▶ _Material supplied_
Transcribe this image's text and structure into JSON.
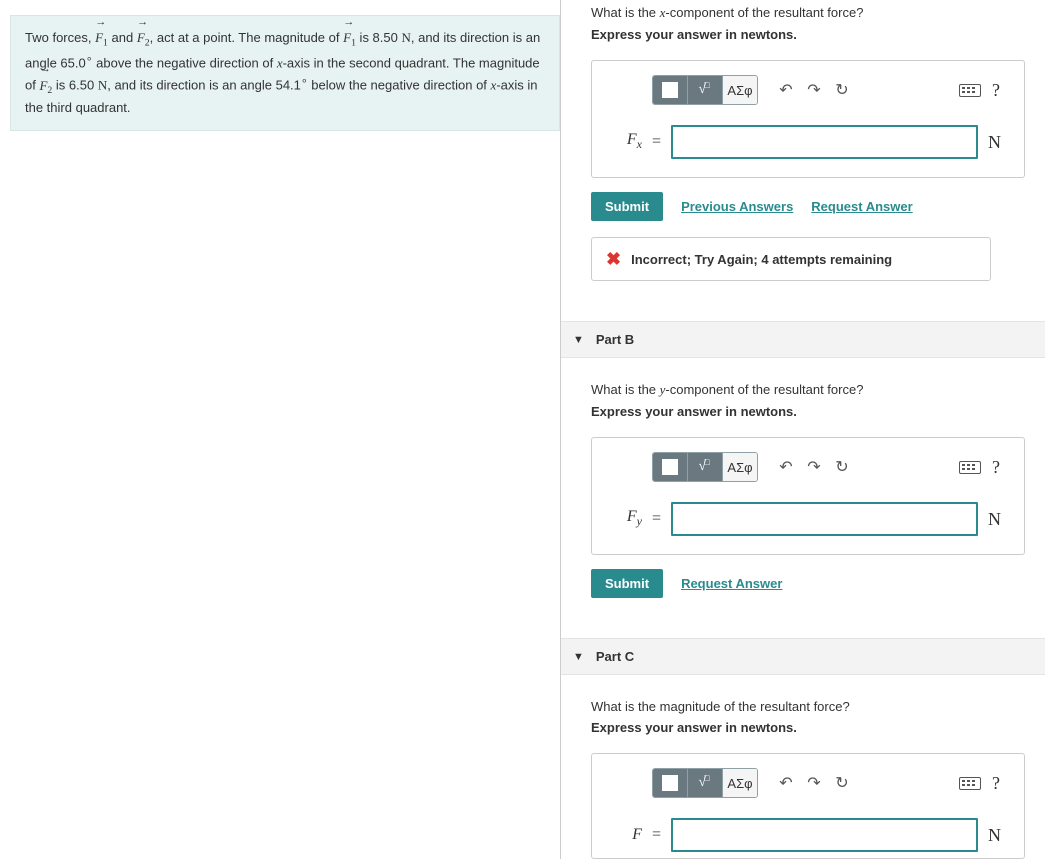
{
  "problem": {
    "t1": "Two forces, ",
    "f1": "F",
    "s1": "1",
    "t2": " and ",
    "f2": "F",
    "s2": "2",
    "t3": ", act at a point. The magnitude of ",
    "t4": " is 8.50 ",
    "N1": "N",
    "t5": ", and its direction is an angle 65.0",
    "deg": "∘",
    "t6": " above the negative direction of ",
    "xvar": "x",
    "t7": "-axis in the second quadrant. The magnitude of ",
    "t8": " is 6.50 ",
    "N2": "N",
    "t9": ", and its direction is an angle 54.1",
    "t10": " below the negative direction of ",
    "t11": "-axis in the third quadrant."
  },
  "toolbar": {
    "greek": "ΑΣφ",
    "help": "?"
  },
  "parts": {
    "a": {
      "question": "What is the x-component of the resultant force?",
      "hint": "Express your answer in newtons.",
      "var_html": "F<sub>x</sub>",
      "unit": "N",
      "value": "",
      "submit": "Submit",
      "prev": "Previous Answers",
      "req": "Request Answer",
      "feedback": "Incorrect; Try Again; 4 attempts remaining"
    },
    "b": {
      "title": "Part B",
      "question": "What is the y-component of the resultant force?",
      "hint": "Express your answer in newtons.",
      "var_html": "F<sub>y</sub>",
      "unit": "N",
      "value": "",
      "submit": "Submit",
      "req": "Request Answer"
    },
    "c": {
      "title": "Part C",
      "question": "What is the magnitude of the resultant force?",
      "hint": "Express your answer in newtons.",
      "var_html": "F",
      "unit": "N",
      "value": ""
    }
  }
}
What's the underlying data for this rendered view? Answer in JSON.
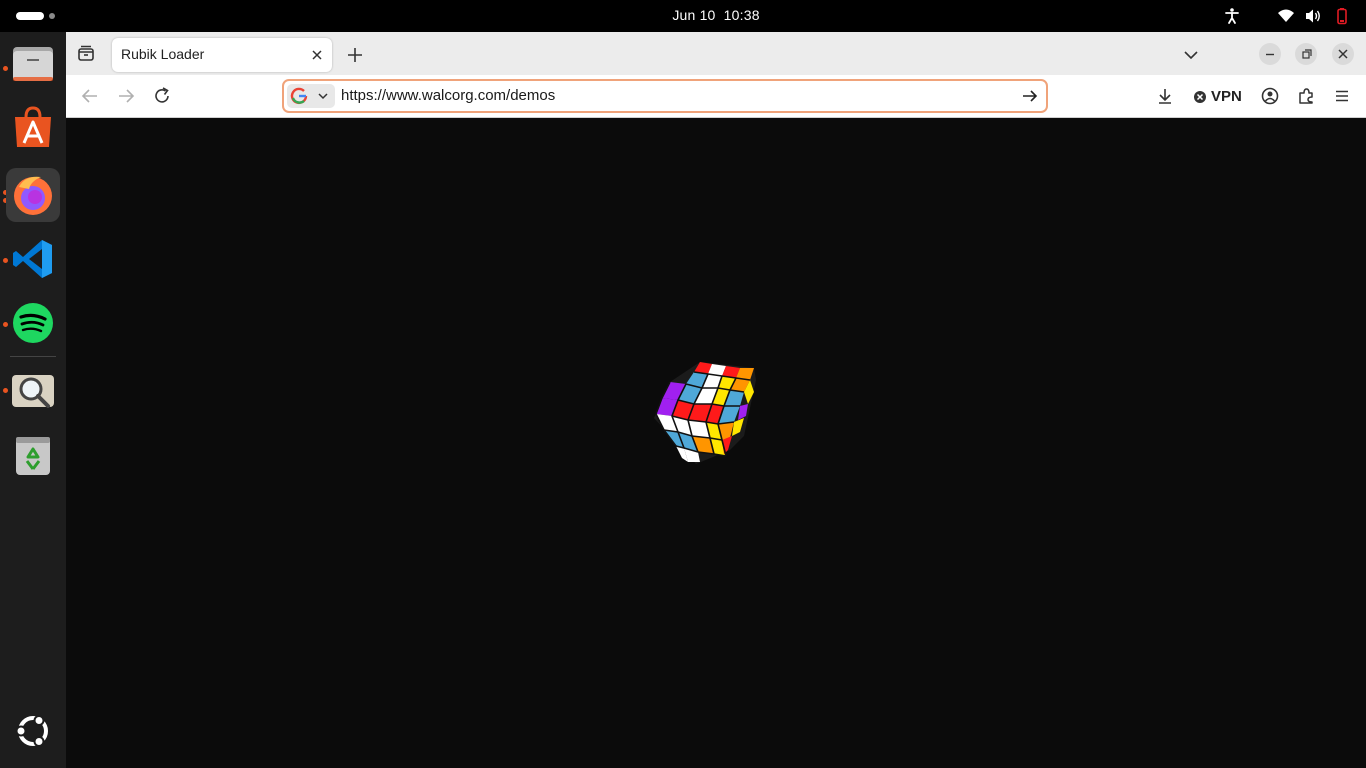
{
  "system_bar": {
    "date": "Jun 10",
    "time": "10:38",
    "tray_icons": [
      "accessibility-icon",
      "wifi-icon",
      "volume-icon",
      "power-icon"
    ]
  },
  "dock": {
    "apps": [
      {
        "name": "Files",
        "icon": "files-icon",
        "running": true,
        "active": false
      },
      {
        "name": "App Center",
        "icon": "app-center-icon",
        "running": false,
        "active": false
      },
      {
        "name": "Firefox",
        "icon": "firefox-icon",
        "running": true,
        "active": true
      },
      {
        "name": "Visual Studio Code",
        "icon": "vscode-icon",
        "running": true,
        "active": false
      },
      {
        "name": "Spotify",
        "icon": "spotify-icon",
        "running": true,
        "active": false
      },
      {
        "name": "Image Viewer",
        "icon": "image-viewer-icon",
        "running": true,
        "active": false
      },
      {
        "name": "Trash",
        "icon": "trash-icon",
        "running": false,
        "active": false
      }
    ],
    "show_apps_icon": "ubuntu-logo-icon"
  },
  "browser": {
    "tab": {
      "title": "Rubik Loader"
    },
    "url": "https://www.walcorg.com/demos",
    "search_engine_icon": "google-icon",
    "vpn_label": "VPN"
  },
  "page": {
    "content": "animated rubik's cube loader",
    "background": "#0b0b0b",
    "cube_colors": [
      "#ffffff",
      "#ff1a1a",
      "#ffe600",
      "#ff9500",
      "#4fa8d8",
      "#a020f0"
    ]
  }
}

▶ _Task brief_
Restate the whole listing above exactly, except for its images.

▶ _Solution for this problem_
Transcribe this image's text and structure into JSON.
{
  "problem": {
    "t1": "Two forces, ",
    "f1": "F",
    "s1": "1",
    "t2": " and ",
    "f2": "F",
    "s2": "2",
    "t3": ", act at a point. The magnitude of ",
    "t4": " is 8.50 ",
    "N1": "N",
    "t5": ", and its direction is an angle 65.0",
    "deg": "∘",
    "t6": " above the negative direction of ",
    "xvar": "x",
    "t7": "-axis in the second quadrant. The magnitude of ",
    "t8": " is 6.50 ",
    "N2": "N",
    "t9": ", and its direction is an angle 54.1",
    "t10": " below the negative direction of ",
    "t11": "-axis in the third quadrant."
  },
  "toolbar": {
    "greek": "ΑΣφ",
    "help": "?"
  },
  "parts": {
    "a": {
      "question": "What is the x-component of the resultant force?",
      "hint": "Express your answer in newtons.",
      "var_html": "F<sub>x</sub>",
      "unit": "N",
      "value": "",
      "submit": "Submit",
      "prev": "Previous Answers",
      "req": "Request Answer",
      "feedback": "Incorrect; Try Again; 4 attempts remaining"
    },
    "b": {
      "title": "Part B",
      "question": "What is the y-component of the resultant force?",
      "hint": "Express your answer in newtons.",
      "var_html": "F<sub>y</sub>",
      "unit": "N",
      "value": "",
      "submit": "Submit",
      "req": "Request Answer"
    },
    "c": {
      "title": "Part C",
      "question": "What is the magnitude of the resultant force?",
      "hint": "Express your answer in newtons.",
      "var_html": "F",
      "unit": "N",
      "value": ""
    }
  }
}
What's the underlying data for this rendered view? Answer in JSON.
{
  "system_bar": {
    "date": "Jun 10",
    "time": "10:38",
    "tray_icons": [
      "accessibility-icon",
      "wifi-icon",
      "volume-icon",
      "power-icon"
    ]
  },
  "dock": {
    "apps": [
      {
        "name": "Files",
        "icon": "files-icon",
        "running": true,
        "active": false
      },
      {
        "name": "App Center",
        "icon": "app-center-icon",
        "running": false,
        "active": false
      },
      {
        "name": "Firefox",
        "icon": "firefox-icon",
        "running": true,
        "active": true
      },
      {
        "name": "Visual Studio Code",
        "icon": "vscode-icon",
        "running": true,
        "active": false
      },
      {
        "name": "Spotify",
        "icon": "spotify-icon",
        "running": true,
        "active": false
      },
      {
        "name": "Image Viewer",
        "icon": "image-viewer-icon",
        "running": true,
        "active": false
      },
      {
        "name": "Trash",
        "icon": "trash-icon",
        "running": false,
        "active": false
      }
    ],
    "show_apps_icon": "ubuntu-logo-icon"
  },
  "browser": {
    "tab": {
      "title": "Rubik Loader"
    },
    "url": "https://www.walcorg.com/demos",
    "search_engine_icon": "google-icon",
    "vpn_label": "VPN"
  },
  "page": {
    "content": "animated rubik's cube loader",
    "background": "#0b0b0b",
    "cube_colors": [
      "#ffffff",
      "#ff1a1a",
      "#ffe600",
      "#ff9500",
      "#4fa8d8",
      "#a020f0"
    ]
  }
}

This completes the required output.